• Brief 1: Quote the article on Tilia and Upland from "At the start" to "they do so.".

• Selected excerpt:
>>
A further look at Tilia and their new client, Upland

via Linden Lab / Tilia

In preparing my piece on Tilia Pay and the changes coming to US dollar transactions related to Second Life (see: Tilia Pay to handle all Second Life USD-related transactions), I had the opportunity to take a look at the updated website for Tilia Inc., Linden Lab’s wholly owned subsidiary.

For those who may not be familiar with it, Tilia Inc, was established by Linden Lab in 2014, focused on payments and the compliance work associated with operating virtual economies, including Second Life and Sansar. And now, as shown within the updated Tilia website, it is to provide its services to its first client not to have a direct link to Linden Lab, the property trading game Upland.

For those unfamiliar with Upland (I was until I looked them up), available via browsers and on Android and iOS, it is a trading game in which players buy, develop, sell and / or trade virtual properties that are based on real-world addresses.

The Upland… mascot(?)

Currently focused on the city of San Francisco, Upland is built on the EOS blockchain protocol. It entered a closed beta in June 2019, which ran through until the end of that year. During that period, the company added their own virtual currency – UPX – in August of that year, which users could collect as a reward and in return for collecting properties.

At the start of 2020, the game entered an open beta available to any wishing to play it, and added the ability for users to purchase UPX using selected cryptocurrencies.

The partnership with Tilia means that from later in 2020, Upland will be adding the ability for users to trade their virtual properties (and, I understand, goods associated with those properties) for fiat money (this is, US dollar values), through the Upland marketplace and to cash-out those US dollars, with Tilia Pay being the mechanism by which they do so.

In add the use of fiat money is seen as providing a further layer of value to the game, as Upland’s co-founder Dirk Lueth explained to VentureBeat’s Dean Takahashi in an article that went to press while I was drafting this piece:

By using fiat currency, Upland can stay in compliance with money transmission regulations in the U.S. And in this way, players can actually own the digital goods and properties they buy in Upland … If the game ever shuts down, the players will theoretically be able to take their property and move it elsewhere, in contrast to other games where players don’t really own the objects that they build or trade.

It is Tilia’s ability to provide services fully in compliance with U.S. regulatory requirements, including anti-money laundering, sanctions monitoring, and fraud prevention that could well make it a popular potential partner among companies offering their users to buy / sell virtual goods, as it provides said companies with the ability for their users (and themselves ) to profit in real terms from such virtual transactions.
<<
• Brief 2: Print the records from their first line through the line containing "connection-stub-bottom-left bbox=[101, 326, 111, 343]", with both of those lines included.

• Extracted records:
>>
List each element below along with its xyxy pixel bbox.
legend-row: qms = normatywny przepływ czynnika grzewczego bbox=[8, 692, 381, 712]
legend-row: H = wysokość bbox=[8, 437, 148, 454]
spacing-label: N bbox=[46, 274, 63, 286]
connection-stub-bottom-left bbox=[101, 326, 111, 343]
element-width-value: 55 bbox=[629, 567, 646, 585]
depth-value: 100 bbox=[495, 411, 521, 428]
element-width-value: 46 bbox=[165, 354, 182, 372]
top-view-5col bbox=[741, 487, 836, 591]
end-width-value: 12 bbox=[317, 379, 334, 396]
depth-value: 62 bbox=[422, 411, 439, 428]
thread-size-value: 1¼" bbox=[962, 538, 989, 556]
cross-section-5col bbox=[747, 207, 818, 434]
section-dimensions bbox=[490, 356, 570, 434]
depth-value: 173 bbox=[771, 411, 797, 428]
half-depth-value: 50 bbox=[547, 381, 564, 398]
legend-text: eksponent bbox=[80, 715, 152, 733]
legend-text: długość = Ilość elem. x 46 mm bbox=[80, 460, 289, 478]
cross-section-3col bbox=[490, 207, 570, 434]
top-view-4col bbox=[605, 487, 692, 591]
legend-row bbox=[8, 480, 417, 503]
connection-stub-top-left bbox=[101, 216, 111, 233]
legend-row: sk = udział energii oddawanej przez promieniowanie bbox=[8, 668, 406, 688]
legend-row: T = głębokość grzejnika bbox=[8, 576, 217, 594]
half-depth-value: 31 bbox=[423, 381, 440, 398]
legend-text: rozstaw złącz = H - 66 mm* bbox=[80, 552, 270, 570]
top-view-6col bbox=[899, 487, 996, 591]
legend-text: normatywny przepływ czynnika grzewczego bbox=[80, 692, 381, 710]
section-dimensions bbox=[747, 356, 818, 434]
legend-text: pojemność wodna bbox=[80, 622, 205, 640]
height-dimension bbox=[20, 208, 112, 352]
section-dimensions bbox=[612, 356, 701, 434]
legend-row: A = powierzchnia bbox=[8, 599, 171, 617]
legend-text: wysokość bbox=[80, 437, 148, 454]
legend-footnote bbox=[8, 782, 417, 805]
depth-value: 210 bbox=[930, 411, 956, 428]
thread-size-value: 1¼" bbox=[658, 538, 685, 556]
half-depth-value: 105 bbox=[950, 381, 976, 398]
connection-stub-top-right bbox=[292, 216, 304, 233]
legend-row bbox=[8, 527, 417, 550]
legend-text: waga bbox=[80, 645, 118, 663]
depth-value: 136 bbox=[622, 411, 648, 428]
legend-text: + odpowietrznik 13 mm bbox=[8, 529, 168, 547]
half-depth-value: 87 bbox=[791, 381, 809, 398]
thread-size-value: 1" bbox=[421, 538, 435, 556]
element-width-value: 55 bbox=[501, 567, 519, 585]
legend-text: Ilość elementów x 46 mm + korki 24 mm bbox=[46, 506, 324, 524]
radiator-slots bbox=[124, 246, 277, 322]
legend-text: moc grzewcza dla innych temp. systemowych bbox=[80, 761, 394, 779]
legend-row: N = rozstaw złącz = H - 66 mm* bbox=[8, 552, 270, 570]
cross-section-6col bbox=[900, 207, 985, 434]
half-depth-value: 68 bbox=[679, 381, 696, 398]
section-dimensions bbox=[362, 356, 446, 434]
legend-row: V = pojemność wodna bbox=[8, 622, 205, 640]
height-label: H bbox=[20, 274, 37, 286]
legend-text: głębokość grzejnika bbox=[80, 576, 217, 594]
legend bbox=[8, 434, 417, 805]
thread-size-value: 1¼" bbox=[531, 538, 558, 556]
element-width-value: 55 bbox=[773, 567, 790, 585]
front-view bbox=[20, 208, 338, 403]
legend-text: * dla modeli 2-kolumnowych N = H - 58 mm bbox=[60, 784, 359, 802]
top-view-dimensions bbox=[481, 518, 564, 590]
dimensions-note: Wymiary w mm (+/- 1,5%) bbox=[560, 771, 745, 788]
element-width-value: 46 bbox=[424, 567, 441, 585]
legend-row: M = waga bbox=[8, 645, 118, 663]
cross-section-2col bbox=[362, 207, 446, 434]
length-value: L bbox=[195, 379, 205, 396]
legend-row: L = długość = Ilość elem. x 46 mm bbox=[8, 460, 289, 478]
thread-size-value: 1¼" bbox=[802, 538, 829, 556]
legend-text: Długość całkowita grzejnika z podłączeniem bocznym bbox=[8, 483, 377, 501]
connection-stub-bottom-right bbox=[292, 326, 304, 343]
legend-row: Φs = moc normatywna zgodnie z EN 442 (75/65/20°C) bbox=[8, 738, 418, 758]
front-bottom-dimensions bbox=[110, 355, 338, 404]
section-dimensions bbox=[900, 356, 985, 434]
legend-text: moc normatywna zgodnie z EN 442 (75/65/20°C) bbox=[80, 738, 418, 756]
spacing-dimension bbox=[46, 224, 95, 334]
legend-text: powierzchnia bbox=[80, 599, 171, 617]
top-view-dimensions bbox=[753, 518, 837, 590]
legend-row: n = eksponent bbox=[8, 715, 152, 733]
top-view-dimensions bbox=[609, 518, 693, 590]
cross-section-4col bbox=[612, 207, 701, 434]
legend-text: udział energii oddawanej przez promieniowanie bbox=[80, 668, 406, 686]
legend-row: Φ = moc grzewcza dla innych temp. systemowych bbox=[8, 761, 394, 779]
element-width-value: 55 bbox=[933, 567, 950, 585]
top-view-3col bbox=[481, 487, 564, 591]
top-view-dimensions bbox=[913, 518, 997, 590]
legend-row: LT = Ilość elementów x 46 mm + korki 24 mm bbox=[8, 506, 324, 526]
<<
• Full output 1:
At the start of 2020, the game entered an open beta available to any wishing to play it, and added the ability for users to purchase UPX using selected cryptocurrencies.

The partnership with Tilia means that from later in 2020, Upland will be adding the ability for users to trade their virtual properties (and, I understand, goods associated with those properties) for fiat money (this is, US dollar values), through the Upland marketplace and to cash-out those US dollars, with Tilia Pay being the mechanism by which they do so.

• Full output 2:
List each element below along with its xyxy pixel bbox.
legend-row: qms = normatywny przepływ czynnika grzewczego bbox=[8, 692, 381, 712]
legend-row: H = wysokość bbox=[8, 437, 148, 454]
spacing-label: N bbox=[46, 274, 63, 286]
connection-stub-bottom-left bbox=[101, 326, 111, 343]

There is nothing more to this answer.